**WORK TO DO**
Copy every line that mentions the word "made".

################

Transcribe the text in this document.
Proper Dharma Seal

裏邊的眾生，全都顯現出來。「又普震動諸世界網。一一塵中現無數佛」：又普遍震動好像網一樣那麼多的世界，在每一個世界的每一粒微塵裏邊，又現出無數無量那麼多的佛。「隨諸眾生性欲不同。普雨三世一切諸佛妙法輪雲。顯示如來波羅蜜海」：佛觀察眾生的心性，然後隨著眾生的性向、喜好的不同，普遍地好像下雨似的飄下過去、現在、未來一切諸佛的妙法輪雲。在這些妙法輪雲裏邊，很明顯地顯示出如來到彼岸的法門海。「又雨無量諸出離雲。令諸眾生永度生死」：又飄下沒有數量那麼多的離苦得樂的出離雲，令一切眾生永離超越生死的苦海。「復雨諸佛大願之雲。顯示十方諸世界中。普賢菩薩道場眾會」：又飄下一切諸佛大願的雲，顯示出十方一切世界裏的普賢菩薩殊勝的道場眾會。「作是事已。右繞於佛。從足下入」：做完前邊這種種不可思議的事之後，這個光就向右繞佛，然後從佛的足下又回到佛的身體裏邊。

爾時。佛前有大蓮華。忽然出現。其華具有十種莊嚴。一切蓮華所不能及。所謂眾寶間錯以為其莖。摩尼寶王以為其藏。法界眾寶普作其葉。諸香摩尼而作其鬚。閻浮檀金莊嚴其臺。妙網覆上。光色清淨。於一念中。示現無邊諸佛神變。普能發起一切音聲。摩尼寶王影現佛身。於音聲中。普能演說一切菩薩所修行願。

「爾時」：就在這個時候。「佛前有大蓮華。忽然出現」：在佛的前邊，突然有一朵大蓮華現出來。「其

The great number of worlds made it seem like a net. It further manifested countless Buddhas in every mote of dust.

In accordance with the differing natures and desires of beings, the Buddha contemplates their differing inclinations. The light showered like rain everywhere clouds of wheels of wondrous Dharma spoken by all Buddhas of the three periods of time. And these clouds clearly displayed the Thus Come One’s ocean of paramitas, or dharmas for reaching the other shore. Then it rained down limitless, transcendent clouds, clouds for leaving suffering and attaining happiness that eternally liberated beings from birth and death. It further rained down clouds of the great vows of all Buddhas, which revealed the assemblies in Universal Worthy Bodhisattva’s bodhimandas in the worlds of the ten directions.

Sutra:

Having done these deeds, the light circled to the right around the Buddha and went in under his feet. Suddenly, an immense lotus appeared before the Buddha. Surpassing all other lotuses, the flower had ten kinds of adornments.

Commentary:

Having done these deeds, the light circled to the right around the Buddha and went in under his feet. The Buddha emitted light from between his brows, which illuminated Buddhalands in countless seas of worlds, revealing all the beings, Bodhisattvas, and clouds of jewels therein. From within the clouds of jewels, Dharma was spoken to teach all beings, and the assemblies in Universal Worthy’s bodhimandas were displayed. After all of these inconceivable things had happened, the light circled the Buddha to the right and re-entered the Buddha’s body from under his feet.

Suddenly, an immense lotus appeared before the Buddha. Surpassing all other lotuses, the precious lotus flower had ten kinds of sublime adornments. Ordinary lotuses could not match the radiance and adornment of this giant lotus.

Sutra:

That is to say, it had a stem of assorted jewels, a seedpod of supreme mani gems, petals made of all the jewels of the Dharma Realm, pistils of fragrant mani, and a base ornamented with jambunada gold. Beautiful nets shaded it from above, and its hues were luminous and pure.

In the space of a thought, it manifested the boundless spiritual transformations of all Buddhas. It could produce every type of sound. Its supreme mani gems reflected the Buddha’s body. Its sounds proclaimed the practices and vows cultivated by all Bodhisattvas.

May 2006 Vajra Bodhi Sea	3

################

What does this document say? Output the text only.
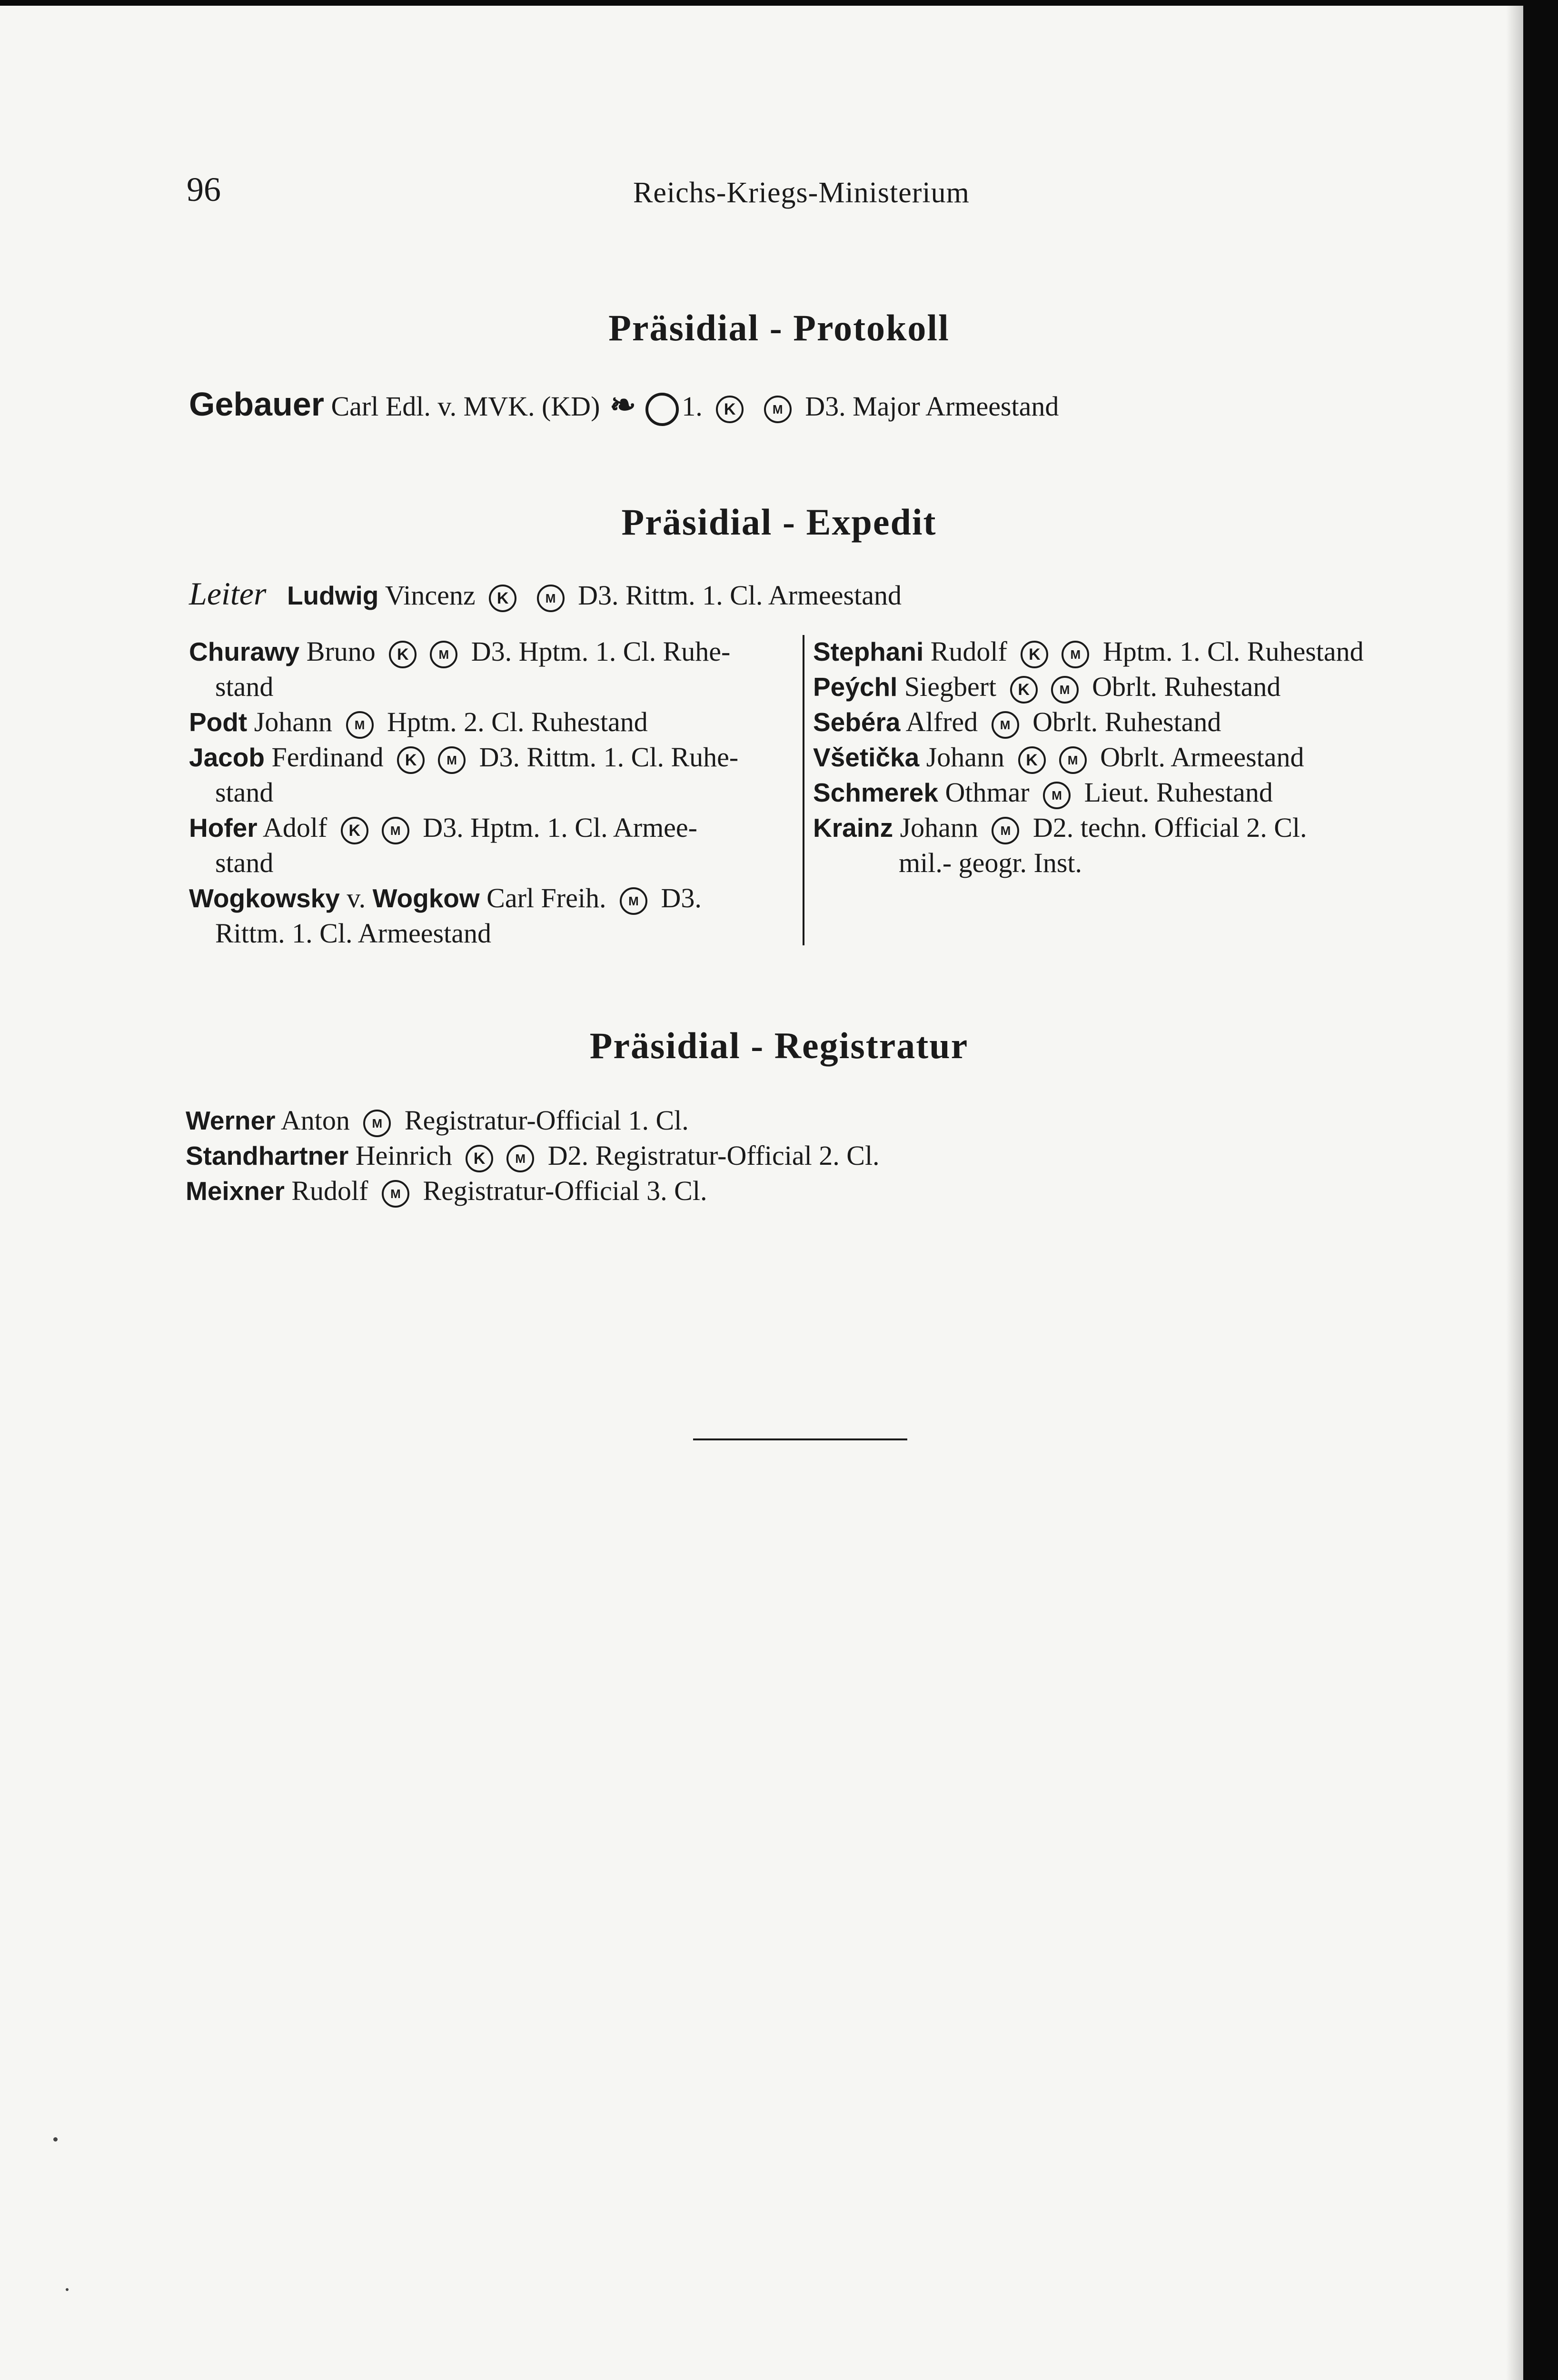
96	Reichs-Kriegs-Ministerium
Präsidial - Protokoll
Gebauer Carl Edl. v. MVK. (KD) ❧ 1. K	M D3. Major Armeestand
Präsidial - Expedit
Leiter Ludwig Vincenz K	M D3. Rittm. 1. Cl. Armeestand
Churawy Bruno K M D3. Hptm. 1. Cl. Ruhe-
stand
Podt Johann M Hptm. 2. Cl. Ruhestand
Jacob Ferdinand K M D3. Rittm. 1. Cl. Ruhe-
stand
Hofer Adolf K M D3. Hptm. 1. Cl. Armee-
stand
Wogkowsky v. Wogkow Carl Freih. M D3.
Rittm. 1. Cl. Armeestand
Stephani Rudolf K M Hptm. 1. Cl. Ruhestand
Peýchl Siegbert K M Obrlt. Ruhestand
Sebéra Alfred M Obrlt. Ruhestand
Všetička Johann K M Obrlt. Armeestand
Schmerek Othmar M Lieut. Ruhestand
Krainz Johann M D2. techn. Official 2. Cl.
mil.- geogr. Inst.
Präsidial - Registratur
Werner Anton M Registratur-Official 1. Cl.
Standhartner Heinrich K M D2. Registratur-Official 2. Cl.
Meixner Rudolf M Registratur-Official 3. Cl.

################

**RESPONSE TO THIS EXERCISE**
The great number of worlds made it seem like a net. It further manifested countless Buddhas in every mote of dust.
That is to say, it had a stem of assorted jewels, a seedpod of supreme mani gems, petals made of all the jewels of the Dharma Realm, pistils of fragrant mani, and a base ornamented with jambunada gold. Beautiful nets shaded it from above, and its hues were luminous and pure.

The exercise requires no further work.